[START]

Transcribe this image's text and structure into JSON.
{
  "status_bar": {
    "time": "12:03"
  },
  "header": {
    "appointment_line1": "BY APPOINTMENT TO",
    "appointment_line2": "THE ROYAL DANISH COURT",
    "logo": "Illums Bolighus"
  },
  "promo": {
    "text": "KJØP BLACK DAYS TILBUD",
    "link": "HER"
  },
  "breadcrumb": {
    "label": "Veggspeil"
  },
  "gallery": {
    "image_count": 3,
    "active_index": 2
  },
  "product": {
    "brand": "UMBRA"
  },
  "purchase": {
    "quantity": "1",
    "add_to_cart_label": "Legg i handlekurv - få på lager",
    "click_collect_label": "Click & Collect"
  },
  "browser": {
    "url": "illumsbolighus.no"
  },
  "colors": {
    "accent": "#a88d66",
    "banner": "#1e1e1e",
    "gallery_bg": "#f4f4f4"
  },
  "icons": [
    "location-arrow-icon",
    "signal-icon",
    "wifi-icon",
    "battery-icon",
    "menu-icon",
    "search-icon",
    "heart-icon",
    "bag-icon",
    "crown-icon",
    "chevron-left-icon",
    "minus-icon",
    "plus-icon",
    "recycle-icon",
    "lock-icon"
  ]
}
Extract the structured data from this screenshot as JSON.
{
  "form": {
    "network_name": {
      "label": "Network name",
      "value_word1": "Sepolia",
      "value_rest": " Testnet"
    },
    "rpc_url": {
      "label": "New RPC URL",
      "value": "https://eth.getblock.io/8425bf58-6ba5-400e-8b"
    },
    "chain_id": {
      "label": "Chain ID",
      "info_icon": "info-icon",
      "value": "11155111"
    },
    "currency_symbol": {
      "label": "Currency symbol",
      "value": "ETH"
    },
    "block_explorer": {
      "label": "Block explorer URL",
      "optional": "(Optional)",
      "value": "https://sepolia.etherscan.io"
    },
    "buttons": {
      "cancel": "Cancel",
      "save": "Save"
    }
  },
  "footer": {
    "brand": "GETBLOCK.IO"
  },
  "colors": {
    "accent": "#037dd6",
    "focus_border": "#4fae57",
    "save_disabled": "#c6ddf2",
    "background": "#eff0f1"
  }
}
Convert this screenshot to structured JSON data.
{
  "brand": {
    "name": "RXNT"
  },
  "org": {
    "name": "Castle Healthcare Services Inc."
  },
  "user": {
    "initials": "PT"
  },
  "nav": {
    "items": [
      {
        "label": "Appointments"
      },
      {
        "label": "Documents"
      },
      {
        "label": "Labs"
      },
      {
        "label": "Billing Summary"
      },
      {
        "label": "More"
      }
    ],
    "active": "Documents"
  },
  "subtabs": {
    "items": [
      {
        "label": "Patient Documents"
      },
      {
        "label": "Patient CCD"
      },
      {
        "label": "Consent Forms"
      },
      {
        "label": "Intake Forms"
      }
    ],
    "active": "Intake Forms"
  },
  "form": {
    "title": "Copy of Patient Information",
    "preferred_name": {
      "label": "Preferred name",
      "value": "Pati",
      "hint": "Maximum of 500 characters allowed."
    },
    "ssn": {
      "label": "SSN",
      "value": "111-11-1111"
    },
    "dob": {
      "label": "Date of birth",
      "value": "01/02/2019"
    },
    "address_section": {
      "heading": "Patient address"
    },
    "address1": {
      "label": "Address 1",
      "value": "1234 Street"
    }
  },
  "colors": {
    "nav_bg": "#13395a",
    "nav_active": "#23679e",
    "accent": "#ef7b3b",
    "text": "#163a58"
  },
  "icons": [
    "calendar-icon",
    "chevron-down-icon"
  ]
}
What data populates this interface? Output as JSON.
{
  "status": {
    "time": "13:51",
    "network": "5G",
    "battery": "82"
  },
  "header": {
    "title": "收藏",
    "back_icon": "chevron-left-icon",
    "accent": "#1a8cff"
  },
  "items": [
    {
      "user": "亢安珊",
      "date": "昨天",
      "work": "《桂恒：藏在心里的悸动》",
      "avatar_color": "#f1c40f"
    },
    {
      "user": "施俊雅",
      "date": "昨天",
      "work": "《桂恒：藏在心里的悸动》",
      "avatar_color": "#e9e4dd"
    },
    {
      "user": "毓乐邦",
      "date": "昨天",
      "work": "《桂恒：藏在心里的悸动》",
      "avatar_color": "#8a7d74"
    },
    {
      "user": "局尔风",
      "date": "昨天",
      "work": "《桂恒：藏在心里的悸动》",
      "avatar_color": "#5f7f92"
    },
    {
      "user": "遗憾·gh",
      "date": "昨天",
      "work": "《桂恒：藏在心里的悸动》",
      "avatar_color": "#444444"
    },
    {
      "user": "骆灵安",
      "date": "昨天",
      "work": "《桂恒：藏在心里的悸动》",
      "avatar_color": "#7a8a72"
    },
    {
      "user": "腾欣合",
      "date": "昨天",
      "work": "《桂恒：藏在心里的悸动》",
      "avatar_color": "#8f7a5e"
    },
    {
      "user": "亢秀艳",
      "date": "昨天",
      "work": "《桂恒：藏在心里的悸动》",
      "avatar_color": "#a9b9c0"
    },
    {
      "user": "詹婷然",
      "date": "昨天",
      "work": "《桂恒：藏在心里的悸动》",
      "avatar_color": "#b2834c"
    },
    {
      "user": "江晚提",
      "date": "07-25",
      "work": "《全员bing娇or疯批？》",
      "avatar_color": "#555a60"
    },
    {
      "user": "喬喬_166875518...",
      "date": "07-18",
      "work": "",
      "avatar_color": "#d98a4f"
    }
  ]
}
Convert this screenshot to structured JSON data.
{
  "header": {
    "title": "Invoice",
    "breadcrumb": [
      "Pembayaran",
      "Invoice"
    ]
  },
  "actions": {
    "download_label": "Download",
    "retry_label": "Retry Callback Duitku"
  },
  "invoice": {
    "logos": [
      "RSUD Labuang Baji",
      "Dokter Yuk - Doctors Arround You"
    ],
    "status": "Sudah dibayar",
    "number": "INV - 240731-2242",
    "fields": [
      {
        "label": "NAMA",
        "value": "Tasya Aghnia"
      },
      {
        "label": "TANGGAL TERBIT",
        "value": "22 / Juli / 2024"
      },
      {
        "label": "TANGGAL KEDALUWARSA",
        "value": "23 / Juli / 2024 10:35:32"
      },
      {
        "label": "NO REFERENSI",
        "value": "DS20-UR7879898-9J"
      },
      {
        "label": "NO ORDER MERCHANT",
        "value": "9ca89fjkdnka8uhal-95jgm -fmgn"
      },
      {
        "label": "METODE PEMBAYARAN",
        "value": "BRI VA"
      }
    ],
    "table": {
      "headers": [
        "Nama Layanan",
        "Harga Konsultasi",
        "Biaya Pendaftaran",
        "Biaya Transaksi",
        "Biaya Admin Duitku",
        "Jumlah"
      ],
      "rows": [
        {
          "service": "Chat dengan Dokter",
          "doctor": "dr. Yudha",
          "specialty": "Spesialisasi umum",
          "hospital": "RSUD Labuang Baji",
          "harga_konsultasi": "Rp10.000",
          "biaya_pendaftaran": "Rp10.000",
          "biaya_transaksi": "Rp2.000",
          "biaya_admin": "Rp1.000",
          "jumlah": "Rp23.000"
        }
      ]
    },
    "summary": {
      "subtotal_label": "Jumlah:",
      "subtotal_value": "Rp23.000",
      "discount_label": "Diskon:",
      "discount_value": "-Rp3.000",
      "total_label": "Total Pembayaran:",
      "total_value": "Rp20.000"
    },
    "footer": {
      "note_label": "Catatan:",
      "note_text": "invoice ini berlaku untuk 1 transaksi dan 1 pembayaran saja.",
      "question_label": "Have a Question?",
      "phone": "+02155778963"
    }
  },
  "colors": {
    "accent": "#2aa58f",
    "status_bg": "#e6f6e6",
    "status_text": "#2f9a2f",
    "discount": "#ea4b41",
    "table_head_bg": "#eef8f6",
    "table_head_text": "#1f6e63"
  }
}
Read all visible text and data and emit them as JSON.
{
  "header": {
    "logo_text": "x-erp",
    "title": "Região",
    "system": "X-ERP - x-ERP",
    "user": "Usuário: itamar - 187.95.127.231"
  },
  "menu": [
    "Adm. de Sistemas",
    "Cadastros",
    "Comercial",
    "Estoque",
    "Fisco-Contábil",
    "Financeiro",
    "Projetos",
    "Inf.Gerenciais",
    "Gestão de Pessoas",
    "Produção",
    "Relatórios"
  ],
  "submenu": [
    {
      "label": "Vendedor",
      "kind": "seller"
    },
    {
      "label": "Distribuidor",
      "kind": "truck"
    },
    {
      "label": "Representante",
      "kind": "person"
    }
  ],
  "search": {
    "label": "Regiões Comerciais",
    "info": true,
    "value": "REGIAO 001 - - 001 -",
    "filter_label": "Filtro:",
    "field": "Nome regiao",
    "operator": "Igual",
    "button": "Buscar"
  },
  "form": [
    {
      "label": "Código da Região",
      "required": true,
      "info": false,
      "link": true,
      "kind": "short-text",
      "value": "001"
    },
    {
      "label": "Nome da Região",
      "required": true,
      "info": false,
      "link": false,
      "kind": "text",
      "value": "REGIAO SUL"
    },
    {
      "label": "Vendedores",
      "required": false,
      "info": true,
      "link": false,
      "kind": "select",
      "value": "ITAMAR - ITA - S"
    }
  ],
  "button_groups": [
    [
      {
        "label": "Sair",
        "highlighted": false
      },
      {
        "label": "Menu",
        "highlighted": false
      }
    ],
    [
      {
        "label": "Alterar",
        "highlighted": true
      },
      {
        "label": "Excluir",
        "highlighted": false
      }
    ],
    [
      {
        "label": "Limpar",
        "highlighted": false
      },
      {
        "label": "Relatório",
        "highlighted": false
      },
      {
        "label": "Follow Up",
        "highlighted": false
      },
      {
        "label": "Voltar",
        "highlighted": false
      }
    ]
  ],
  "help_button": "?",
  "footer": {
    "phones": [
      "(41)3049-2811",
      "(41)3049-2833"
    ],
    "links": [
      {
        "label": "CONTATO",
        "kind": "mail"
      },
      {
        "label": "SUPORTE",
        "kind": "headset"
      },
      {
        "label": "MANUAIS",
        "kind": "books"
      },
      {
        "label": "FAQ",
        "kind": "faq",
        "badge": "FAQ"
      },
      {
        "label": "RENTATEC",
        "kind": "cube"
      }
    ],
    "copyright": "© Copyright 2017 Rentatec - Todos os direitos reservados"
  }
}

[END]

- _Short exercise_: Search the records for the string "Forms" and return every line in which it occurs.

- _Output_:
        "label": "Consent Forms"
        "label": "Intake Forms"
    "active": "Intake Forms"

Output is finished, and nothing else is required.